● WRITTEN INSTRUCTION:
List, from the lines below, each one with "screenshot" in it.

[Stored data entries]
:::

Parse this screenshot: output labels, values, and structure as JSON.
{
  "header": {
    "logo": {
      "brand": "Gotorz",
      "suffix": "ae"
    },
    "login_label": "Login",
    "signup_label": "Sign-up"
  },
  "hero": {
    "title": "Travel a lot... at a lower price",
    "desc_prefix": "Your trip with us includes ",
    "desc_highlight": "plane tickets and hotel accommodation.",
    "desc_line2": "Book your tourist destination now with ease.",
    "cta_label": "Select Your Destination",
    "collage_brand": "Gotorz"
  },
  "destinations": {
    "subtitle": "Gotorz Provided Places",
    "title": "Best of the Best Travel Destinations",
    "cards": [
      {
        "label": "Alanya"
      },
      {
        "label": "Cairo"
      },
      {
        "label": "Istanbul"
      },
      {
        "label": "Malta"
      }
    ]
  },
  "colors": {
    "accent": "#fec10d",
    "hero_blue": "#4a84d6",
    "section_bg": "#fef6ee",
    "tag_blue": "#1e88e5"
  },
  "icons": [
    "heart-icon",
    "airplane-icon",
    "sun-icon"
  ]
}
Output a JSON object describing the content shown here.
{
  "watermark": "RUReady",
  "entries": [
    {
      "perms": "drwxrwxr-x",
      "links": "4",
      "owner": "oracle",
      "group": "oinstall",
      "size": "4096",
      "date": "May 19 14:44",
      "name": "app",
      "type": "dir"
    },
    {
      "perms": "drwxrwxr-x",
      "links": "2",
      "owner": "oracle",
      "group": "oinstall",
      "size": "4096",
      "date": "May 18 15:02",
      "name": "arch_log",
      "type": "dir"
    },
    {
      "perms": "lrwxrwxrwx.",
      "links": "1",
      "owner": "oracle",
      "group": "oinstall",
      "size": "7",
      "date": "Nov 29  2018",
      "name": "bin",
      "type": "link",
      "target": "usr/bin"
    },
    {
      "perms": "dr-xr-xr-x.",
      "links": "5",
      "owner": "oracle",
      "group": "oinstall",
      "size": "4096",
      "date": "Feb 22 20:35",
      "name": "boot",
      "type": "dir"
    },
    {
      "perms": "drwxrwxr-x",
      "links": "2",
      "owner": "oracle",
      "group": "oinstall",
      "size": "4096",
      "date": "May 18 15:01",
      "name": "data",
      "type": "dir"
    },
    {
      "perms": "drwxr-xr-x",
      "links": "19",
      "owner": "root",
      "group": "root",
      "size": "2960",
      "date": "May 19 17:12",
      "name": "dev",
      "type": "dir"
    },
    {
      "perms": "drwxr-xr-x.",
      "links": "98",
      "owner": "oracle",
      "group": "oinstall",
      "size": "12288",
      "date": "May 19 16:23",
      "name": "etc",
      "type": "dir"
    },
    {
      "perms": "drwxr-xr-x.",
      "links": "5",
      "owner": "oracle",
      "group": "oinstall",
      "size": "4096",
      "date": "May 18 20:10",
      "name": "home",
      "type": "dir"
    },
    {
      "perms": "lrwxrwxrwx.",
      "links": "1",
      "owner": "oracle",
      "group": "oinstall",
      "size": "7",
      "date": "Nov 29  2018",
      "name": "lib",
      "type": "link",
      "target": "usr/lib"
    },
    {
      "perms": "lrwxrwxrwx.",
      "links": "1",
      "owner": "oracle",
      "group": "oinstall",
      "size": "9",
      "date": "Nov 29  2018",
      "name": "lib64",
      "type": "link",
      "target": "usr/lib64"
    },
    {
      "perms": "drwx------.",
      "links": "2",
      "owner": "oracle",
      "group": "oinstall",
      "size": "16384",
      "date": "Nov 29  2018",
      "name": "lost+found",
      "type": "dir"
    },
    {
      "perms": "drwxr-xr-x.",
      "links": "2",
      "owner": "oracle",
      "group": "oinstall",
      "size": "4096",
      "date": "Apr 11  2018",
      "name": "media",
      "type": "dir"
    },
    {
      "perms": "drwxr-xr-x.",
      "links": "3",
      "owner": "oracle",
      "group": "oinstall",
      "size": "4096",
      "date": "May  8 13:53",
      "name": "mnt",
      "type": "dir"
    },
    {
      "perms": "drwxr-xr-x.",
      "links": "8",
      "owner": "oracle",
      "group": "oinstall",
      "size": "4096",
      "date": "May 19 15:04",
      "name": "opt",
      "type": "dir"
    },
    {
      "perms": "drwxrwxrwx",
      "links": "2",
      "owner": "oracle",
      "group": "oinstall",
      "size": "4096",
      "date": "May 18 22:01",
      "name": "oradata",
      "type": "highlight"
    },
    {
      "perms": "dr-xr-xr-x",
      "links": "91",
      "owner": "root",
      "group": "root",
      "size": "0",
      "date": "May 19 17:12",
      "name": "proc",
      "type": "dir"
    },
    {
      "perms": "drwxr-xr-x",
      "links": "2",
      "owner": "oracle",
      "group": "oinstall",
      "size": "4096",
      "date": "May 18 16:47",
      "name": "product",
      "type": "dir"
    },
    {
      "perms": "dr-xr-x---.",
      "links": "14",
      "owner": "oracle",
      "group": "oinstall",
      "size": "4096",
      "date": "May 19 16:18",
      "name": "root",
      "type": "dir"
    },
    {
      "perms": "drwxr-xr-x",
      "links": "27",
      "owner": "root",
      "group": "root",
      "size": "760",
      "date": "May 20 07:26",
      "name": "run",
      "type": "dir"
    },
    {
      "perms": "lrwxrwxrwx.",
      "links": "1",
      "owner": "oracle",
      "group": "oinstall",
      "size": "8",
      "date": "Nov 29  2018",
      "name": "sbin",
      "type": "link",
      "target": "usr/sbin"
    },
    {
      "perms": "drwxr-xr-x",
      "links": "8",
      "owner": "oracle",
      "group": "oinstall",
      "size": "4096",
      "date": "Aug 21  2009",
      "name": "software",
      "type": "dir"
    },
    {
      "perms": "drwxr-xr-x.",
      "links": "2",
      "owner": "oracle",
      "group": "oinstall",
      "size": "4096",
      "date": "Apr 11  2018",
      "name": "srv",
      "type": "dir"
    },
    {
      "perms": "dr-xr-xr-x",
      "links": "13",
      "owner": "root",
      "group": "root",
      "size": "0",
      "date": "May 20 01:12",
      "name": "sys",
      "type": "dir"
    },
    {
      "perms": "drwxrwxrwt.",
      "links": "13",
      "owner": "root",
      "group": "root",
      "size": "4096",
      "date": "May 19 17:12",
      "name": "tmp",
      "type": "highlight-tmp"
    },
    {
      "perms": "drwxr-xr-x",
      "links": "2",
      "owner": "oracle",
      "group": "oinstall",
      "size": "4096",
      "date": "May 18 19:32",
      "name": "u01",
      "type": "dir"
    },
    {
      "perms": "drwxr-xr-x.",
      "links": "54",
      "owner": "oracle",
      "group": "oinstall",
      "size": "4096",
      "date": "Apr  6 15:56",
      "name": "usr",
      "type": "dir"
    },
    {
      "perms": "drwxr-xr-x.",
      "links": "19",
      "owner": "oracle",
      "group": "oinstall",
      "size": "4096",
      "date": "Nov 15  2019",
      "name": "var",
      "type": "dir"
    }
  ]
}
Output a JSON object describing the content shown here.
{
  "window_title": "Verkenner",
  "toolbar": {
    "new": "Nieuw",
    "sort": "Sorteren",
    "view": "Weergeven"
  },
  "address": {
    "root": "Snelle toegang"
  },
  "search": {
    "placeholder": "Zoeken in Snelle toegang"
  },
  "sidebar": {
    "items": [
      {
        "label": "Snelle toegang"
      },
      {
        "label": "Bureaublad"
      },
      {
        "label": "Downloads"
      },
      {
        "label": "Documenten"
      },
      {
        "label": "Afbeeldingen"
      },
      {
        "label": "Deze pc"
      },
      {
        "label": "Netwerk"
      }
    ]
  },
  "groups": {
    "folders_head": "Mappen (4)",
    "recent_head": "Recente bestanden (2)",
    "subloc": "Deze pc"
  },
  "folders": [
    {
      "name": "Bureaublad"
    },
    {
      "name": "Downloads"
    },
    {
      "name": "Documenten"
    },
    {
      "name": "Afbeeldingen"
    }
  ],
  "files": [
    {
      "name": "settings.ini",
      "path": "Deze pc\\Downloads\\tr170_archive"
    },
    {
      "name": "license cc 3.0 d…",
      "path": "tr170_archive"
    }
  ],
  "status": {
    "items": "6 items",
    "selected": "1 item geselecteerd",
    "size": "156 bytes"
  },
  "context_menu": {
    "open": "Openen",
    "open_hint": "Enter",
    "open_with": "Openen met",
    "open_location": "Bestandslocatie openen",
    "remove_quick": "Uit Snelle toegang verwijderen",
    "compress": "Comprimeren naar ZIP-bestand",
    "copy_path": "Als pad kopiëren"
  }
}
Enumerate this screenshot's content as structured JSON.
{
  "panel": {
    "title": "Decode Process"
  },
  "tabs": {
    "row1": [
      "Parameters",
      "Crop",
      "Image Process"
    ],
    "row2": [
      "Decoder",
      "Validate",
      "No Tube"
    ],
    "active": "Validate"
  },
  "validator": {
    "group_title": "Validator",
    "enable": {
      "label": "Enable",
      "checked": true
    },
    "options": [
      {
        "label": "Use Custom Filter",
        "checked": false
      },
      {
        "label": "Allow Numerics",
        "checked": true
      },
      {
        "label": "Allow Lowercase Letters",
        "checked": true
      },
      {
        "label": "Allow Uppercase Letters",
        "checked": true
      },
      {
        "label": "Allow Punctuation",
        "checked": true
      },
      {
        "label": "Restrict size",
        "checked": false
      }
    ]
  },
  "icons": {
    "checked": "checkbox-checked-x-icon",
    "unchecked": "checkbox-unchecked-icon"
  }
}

:::

● FINISHED TASK:
Parse this screenshot: output labels, values, and structure as JSON.
Enumerate this screenshot's content as structured JSON.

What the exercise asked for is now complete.